Some records
--

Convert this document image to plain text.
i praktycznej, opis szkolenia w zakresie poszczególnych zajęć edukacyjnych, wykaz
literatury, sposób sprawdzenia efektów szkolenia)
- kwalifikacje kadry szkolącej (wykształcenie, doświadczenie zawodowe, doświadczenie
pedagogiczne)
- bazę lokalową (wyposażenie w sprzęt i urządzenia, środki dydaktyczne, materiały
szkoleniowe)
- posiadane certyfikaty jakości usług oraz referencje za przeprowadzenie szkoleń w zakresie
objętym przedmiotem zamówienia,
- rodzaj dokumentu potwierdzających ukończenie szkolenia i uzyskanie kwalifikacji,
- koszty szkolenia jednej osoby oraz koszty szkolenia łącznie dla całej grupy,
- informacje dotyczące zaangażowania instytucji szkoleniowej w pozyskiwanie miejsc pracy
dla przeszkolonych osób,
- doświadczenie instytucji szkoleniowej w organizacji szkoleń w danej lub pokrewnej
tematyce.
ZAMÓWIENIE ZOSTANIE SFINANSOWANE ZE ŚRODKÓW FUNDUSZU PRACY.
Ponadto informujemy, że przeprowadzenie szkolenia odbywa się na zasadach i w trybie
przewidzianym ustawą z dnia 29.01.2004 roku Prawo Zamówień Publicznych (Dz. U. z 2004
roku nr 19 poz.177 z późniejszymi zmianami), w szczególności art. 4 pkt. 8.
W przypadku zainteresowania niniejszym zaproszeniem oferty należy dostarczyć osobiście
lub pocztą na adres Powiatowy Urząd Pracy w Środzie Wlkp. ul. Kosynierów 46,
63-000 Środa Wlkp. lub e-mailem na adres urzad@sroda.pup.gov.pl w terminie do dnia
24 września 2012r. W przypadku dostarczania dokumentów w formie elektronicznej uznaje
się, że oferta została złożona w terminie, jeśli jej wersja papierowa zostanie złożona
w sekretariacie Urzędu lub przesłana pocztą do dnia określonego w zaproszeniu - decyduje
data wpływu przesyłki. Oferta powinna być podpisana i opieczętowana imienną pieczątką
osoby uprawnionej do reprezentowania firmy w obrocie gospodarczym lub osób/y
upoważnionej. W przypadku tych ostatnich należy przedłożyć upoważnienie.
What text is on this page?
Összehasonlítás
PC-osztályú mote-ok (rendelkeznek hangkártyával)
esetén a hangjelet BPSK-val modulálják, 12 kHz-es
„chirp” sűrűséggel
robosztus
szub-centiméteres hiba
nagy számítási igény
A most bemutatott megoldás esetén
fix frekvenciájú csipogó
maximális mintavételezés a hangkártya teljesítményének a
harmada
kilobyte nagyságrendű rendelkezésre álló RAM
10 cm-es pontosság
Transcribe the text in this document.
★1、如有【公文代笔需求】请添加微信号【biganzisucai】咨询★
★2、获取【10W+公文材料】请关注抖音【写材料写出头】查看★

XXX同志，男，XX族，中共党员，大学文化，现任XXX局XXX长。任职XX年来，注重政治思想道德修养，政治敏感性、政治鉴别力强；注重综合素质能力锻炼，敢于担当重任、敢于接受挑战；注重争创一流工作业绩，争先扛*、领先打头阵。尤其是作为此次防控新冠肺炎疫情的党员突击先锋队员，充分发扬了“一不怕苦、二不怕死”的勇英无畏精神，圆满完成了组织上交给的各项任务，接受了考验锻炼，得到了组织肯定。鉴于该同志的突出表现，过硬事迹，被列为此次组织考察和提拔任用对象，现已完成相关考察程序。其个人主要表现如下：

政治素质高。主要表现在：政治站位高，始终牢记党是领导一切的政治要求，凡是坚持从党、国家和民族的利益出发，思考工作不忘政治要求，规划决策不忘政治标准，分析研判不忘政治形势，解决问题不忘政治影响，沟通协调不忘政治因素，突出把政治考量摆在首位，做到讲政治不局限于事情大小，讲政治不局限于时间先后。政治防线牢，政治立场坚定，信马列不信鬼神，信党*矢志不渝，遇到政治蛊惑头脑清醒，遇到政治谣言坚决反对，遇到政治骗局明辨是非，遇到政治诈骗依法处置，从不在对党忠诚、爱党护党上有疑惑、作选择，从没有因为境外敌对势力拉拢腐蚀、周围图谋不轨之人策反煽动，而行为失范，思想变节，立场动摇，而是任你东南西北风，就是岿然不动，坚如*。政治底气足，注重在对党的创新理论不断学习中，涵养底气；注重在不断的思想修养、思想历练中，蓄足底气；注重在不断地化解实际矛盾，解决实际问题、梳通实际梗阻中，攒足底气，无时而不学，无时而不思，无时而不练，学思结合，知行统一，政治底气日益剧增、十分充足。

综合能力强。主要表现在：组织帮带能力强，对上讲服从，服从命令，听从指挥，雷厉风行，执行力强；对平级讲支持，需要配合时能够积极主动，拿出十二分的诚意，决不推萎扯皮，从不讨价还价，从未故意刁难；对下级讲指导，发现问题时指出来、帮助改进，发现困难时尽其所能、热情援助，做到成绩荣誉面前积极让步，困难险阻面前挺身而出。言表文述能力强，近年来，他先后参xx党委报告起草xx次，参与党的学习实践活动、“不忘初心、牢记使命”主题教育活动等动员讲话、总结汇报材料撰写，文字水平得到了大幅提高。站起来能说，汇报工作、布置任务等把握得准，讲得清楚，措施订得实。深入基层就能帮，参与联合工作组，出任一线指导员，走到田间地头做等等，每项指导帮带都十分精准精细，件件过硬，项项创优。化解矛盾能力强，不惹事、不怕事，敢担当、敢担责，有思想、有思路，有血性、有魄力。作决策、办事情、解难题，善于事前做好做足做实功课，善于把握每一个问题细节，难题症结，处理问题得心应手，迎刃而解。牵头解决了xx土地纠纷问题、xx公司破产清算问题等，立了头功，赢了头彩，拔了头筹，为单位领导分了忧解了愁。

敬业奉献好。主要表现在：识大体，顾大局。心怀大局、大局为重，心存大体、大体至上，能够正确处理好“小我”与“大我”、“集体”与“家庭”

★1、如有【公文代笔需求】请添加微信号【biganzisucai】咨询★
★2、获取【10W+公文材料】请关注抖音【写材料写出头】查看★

--

Do this:
Keep only the lines from the one containing "What text is on this page?" to the end of the entries, and repeat them exactly.

Exercise result:
What text is on this page?
Összehasonlítás
PC-osztályú mote-ok (rendelkeznek hangkártyával)
esetén a hangjelet BPSK-val modulálják, 12 kHz-es
„chirp” sűrűséggel
robosztus
szub-centiméteres hiba
nagy számítási igény
A most bemutatott megoldás esetén
fix frekvenciájú csipogó
maximális mintavételezés a hangkártya teljesítményének a
harmada
kilobyte nagyságrendű rendelkezésre álló RAM
10 cm-es pontosság
Transcribe the text in this document.
★1、如有【公文代笔需求】请添加微信号【biganzisucai】咨询★
★2、获取【10W+公文材料】请关注抖音【写材料写出头】查看★

XXX同志，男，XX族，中共党员，大学文化，现任XXX局XXX长。任职XX年来，注重政治思想道德修养，政治敏感性、政治鉴别力强；注重综合素质能力锻炼，敢于担当重任、敢于接受挑战；注重争创一流工作业绩，争先扛*、领先打头阵。尤其是作为此次防控新冠肺炎疫情的党员突击先锋队员，充分发扬了“一不怕苦、二不怕死”的勇英无畏精神，圆满完成了组织上交给的各项任务，接受了考验锻炼，得到了组织肯定。鉴于该同志的突出表现，过硬事迹，被列为此次组织考察和提拔任用对象，现已完成相关考察程序。其个人主要表现如下：

政治素质高。主要表现在：政治站位高，始终牢记党是领导一切的政治要求，凡是坚持从党、国家和民族的利益出发，思考工作不忘政治要求，规划决策不忘政治标准，分析研判不忘政治形势，解决问题不忘政治影响，沟通协调不忘政治因素，突出把政治考量摆在首位，做到讲政治不局限于事情大小，讲政治不局限于时间先后。政治防线牢，政治立场坚定，信马列不信鬼神，信党*矢志不渝，遇到政治蛊惑头脑清醒，遇到政治谣言坚决反对，遇到政治骗局明辨是非，遇到政治诈骗依法处置，从不在对党忠诚、爱党护党上有疑惑、作选择，从没有因为境外敌对势力拉拢腐蚀、周围图谋不轨之人策反煽动，而行为失范，思想变节，立场动摇，而是任你东南西北风，就是岿然不动，坚如*。政治底气足，注重在对党的创新理论不断学习中，涵养底气；注重在不断的思想修养、思想历练中，蓄足底气；注重在不断地化解实际矛盾，解决实际问题、梳通实际梗阻中，攒足底气，无时而不学，无时而不思，无时而不练，学思结合，知行统一，政治底气日益剧增、十分充足。

综合能力强。主要表现在：组织帮带能力强，对上讲服从，服从命令，听从指挥，雷厉风行，执行力强；对平级讲支持，需要配合时能够积极主动，拿出十二分的诚意，决不推萎扯皮，从不讨价还价，从未故意刁难；对下级讲指导，发现问题时指出来、帮助改进，发现困难时尽其所能、热情援助，做到成绩荣誉面前积极让步，困难险阻面前挺身而出。言表文述能力强，近年来，他先后参xx党委报告起草xx次，参与党的学习实践活动、“不忘初心、牢记使命”主题教育活动等动员讲话、总结汇报材料撰写，文字水平得到了大幅提高。站起来能说，汇报工作、布置任务等把握得准，讲得清楚，措施订得实。深入基层就能帮，参与联合工作组，出任一线指导员，走到田间地头做等等，每项指导帮带都十分精准精细，件件过硬，项项创优。化解矛盾能力强，不惹事、不怕事，敢担当、敢担责，有思想、有思路，有血性、有魄力。作决策、办事情、解难题，善于事前做好做足做实功课，善于把握每一个问题细节，难题症结，处理问题得心应手，迎刃而解。牵头解决了xx土地纠纷问题、xx公司破产清算问题等，立了头功，赢了头彩，拔了头筹，为单位领导分了忧解了愁。

敬业奉献好。主要表现在：识大体，顾大局。心怀大局、大局为重，心存大体、大体至上，能够正确处理好“小我”与“大我”、“集体”与“家庭”

★1、如有【公文代笔需求】请添加微信号【biganzisucai】咨询★
★2、获取【10W+公文材料】请关注抖音【写材料写出头】查看★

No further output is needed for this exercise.